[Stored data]
● ● ● ● ●
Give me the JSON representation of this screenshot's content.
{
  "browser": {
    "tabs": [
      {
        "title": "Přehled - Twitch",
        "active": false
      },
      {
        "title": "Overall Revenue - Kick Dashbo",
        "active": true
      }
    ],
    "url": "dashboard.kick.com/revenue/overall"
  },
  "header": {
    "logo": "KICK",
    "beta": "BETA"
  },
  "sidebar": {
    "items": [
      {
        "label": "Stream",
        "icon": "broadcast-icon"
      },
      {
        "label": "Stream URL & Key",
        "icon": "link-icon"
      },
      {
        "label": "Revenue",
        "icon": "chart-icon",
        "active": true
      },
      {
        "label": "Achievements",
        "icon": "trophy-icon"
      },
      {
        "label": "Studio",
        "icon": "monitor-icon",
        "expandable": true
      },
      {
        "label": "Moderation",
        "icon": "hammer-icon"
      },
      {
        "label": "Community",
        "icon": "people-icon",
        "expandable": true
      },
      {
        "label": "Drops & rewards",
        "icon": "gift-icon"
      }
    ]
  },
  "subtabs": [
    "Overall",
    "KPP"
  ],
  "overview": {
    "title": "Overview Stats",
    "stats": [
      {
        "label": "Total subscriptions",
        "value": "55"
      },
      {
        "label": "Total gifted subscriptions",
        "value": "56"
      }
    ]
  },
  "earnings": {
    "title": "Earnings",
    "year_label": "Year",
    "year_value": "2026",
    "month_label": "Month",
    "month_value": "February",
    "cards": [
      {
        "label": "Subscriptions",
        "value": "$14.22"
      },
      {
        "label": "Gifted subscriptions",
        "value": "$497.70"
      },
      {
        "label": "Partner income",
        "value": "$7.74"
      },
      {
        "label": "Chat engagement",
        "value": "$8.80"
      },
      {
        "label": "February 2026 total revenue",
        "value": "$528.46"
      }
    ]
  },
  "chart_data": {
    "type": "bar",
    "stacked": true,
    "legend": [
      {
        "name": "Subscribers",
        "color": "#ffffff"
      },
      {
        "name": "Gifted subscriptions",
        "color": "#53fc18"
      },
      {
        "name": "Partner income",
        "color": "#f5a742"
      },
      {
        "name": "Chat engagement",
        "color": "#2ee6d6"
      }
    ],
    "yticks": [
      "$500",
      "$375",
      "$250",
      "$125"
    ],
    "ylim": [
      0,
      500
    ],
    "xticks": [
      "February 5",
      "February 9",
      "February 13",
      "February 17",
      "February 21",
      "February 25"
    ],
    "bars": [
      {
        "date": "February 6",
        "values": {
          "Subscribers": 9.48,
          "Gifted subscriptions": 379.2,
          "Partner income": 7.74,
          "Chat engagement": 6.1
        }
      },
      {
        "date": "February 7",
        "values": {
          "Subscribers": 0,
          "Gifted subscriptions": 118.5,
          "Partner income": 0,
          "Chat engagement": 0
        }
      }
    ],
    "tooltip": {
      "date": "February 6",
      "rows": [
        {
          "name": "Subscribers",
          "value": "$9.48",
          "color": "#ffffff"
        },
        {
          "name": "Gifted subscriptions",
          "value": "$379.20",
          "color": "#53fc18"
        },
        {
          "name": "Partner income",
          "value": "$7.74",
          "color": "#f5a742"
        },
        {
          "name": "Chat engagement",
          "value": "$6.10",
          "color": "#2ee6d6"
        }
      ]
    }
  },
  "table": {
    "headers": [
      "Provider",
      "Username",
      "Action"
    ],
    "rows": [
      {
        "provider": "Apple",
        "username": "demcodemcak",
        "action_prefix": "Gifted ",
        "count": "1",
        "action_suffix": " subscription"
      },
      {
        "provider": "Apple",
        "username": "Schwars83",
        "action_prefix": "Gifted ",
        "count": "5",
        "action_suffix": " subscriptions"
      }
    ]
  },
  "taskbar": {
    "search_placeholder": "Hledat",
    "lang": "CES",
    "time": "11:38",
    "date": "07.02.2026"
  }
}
● ● ● ● ●
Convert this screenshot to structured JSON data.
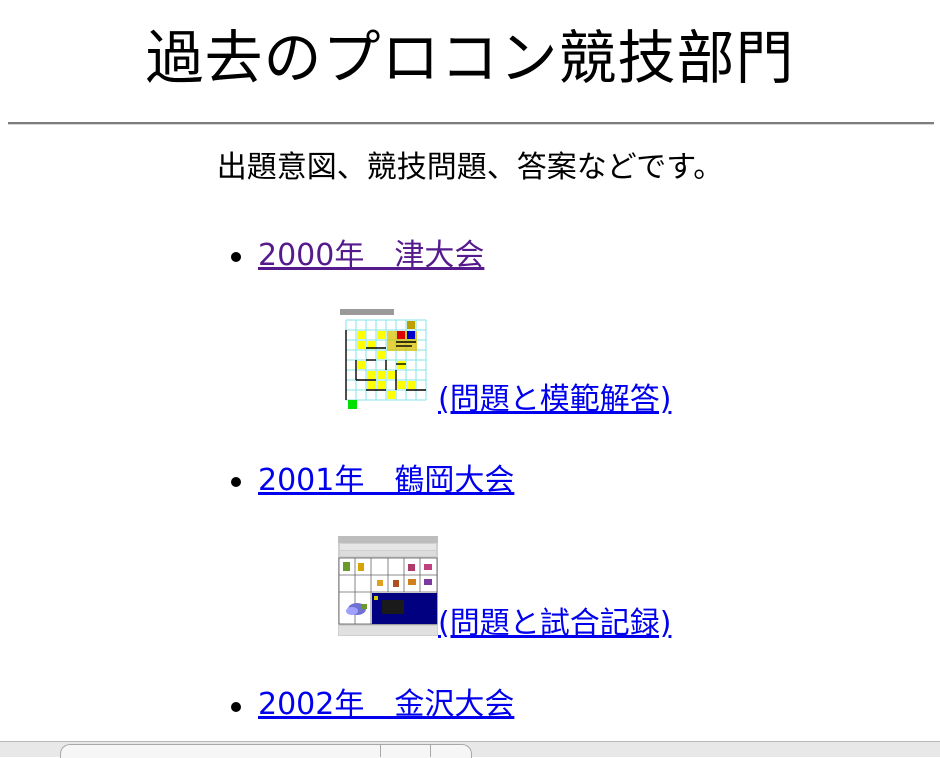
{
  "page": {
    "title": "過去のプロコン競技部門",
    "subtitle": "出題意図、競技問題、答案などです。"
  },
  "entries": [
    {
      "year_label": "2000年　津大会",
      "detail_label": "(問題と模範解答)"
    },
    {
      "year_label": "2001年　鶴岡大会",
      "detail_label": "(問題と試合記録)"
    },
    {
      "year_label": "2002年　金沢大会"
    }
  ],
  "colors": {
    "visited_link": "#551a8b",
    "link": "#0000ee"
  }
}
● ● ● ● ●
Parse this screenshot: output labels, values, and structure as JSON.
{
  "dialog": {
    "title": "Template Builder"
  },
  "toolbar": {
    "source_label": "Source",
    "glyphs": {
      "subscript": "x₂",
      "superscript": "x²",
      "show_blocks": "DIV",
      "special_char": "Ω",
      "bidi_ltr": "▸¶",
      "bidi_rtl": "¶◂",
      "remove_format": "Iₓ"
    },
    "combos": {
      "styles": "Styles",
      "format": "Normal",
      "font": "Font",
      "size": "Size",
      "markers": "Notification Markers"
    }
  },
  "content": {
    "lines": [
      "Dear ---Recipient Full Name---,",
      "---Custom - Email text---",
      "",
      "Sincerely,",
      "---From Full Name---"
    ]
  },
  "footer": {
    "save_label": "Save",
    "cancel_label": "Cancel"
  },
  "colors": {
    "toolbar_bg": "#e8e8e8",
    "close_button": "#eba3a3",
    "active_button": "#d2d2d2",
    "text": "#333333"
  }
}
● ● ● ● ●
Locate the lines above that contain "screenshot" and copy them.

Give me the JSON representation of this screenshot's content.
Convert this screenshot to structured JSON data.
Parse this screenshot: output labels, values, and structure as JSON.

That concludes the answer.